## [EXERCISE DESCRIPTION]
In the entries below, find the lines with the word "Napoli" and copy them.

## [Data records]
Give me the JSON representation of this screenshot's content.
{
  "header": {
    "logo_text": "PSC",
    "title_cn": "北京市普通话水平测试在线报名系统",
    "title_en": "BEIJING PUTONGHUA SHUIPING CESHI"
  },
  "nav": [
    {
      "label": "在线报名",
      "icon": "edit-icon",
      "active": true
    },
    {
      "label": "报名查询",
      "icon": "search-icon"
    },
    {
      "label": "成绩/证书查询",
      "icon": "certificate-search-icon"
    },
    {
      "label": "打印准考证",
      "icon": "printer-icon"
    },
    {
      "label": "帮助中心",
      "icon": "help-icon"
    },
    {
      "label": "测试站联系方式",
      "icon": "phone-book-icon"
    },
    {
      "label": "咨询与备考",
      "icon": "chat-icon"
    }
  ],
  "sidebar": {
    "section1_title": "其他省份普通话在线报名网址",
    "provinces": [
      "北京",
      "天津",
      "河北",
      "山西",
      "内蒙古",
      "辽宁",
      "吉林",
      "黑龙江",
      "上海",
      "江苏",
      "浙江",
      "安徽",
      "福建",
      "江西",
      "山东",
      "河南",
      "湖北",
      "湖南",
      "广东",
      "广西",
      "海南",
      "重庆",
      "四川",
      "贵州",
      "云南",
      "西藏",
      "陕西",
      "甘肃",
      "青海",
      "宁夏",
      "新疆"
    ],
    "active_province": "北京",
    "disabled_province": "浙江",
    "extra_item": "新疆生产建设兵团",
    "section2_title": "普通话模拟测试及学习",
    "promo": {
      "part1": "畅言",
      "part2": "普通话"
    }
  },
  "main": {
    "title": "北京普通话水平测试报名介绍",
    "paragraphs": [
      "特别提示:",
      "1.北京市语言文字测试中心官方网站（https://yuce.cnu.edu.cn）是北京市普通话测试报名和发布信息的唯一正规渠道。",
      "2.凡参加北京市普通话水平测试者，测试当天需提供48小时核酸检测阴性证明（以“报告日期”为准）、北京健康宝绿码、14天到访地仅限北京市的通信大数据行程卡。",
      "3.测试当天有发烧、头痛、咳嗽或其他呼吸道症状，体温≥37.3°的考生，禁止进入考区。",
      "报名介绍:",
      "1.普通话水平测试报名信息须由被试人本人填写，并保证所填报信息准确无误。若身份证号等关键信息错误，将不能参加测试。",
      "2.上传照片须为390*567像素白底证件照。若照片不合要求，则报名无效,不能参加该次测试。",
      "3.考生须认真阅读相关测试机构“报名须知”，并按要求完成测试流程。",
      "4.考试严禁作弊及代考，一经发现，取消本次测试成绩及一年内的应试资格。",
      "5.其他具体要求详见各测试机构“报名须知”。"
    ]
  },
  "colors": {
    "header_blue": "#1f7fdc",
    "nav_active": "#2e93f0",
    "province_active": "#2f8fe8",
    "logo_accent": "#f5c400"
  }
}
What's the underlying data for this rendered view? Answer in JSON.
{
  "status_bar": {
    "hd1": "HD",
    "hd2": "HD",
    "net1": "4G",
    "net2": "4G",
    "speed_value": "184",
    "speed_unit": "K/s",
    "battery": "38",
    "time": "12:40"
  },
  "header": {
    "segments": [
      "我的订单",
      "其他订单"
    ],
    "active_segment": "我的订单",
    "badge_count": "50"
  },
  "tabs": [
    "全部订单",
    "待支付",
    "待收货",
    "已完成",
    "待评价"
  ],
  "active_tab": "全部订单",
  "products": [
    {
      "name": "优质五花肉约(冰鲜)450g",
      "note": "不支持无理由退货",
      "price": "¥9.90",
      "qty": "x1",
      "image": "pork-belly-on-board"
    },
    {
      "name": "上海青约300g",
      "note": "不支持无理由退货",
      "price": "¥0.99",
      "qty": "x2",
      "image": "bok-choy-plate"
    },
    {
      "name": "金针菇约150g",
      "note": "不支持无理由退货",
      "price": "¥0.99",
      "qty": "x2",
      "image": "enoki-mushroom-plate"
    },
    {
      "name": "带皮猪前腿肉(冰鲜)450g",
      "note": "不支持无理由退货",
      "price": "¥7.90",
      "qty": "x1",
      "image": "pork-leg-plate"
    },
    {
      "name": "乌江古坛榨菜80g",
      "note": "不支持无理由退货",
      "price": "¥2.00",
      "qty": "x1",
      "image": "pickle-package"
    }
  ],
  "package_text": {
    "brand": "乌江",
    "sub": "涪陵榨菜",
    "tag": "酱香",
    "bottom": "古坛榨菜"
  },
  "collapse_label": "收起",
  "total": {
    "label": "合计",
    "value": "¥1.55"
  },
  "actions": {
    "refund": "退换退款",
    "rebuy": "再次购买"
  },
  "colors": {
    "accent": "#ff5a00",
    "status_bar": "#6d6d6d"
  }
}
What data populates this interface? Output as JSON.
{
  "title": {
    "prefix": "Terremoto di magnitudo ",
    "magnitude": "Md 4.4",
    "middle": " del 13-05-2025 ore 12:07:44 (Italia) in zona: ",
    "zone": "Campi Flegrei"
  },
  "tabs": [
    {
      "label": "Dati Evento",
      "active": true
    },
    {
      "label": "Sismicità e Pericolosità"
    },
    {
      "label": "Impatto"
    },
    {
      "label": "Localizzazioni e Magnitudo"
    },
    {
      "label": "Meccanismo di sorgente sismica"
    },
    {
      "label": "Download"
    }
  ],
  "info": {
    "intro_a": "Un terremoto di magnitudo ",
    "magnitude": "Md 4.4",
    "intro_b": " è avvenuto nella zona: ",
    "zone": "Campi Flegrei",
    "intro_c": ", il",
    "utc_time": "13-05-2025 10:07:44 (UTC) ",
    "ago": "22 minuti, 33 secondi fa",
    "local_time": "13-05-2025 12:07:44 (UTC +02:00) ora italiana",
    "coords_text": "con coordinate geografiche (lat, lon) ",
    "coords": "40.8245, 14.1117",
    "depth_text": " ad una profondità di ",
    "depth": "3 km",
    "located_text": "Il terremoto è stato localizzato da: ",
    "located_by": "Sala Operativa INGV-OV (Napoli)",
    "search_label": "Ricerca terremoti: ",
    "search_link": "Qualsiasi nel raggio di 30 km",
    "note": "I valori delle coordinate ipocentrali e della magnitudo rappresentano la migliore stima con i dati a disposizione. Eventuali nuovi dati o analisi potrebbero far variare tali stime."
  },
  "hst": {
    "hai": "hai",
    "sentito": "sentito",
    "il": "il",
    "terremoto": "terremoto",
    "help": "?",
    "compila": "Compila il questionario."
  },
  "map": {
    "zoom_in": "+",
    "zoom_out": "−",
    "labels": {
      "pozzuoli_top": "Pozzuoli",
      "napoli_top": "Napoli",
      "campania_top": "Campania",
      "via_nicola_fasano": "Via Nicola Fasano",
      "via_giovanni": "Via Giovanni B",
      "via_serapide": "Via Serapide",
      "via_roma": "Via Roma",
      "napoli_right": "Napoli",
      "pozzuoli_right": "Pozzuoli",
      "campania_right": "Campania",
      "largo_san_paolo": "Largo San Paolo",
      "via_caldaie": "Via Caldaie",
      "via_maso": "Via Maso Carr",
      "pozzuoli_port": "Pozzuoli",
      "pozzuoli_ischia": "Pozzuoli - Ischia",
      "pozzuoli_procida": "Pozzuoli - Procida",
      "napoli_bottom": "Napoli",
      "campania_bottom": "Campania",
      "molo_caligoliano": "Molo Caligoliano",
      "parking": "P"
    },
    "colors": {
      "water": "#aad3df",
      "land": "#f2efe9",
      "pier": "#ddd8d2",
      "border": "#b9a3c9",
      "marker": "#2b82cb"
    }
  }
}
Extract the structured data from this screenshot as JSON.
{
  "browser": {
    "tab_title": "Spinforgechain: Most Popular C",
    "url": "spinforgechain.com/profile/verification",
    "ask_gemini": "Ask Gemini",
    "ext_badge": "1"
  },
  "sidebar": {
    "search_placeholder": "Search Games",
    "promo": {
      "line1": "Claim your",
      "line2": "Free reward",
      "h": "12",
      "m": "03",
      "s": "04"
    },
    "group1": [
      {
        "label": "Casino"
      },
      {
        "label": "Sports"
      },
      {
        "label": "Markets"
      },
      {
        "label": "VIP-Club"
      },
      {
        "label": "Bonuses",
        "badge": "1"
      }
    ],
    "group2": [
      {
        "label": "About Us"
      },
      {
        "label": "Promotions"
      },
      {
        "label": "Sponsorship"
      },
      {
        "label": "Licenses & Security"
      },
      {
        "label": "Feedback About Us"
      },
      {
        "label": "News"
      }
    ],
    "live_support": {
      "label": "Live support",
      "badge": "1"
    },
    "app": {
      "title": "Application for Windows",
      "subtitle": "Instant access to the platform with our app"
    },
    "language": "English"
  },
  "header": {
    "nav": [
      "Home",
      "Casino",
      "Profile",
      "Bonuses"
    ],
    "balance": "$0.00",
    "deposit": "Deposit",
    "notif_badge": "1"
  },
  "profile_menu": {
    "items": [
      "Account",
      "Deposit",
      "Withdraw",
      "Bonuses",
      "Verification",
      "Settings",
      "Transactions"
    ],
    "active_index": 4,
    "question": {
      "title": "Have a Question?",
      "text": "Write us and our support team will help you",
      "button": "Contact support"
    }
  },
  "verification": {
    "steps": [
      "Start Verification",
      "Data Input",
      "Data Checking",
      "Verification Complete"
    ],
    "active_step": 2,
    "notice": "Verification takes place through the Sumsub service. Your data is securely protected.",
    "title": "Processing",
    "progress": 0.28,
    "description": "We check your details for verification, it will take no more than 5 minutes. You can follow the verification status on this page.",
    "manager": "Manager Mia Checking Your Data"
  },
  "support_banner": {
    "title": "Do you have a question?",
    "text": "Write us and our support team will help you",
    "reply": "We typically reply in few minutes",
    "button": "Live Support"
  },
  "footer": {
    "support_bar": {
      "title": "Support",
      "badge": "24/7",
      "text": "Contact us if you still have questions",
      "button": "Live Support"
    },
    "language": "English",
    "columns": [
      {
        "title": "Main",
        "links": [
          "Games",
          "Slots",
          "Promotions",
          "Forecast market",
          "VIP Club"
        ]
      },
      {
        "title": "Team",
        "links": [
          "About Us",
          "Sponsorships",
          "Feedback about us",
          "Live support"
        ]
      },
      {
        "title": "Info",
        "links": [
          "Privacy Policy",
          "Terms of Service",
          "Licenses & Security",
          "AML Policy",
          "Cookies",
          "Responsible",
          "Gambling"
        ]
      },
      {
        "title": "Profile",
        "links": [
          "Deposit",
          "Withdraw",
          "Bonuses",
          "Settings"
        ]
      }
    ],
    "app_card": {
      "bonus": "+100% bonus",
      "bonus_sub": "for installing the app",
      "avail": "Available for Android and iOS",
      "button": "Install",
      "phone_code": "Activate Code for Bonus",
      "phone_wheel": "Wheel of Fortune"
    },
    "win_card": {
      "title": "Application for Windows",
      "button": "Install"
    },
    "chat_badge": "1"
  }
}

## [TASK ANSWER]
    "located_by": "Sala Operativa INGV-OV (Napoli)",
      "napoli_top": "Napoli",
      "napoli_right": "Napoli",
      "napoli_bottom": "Napoli",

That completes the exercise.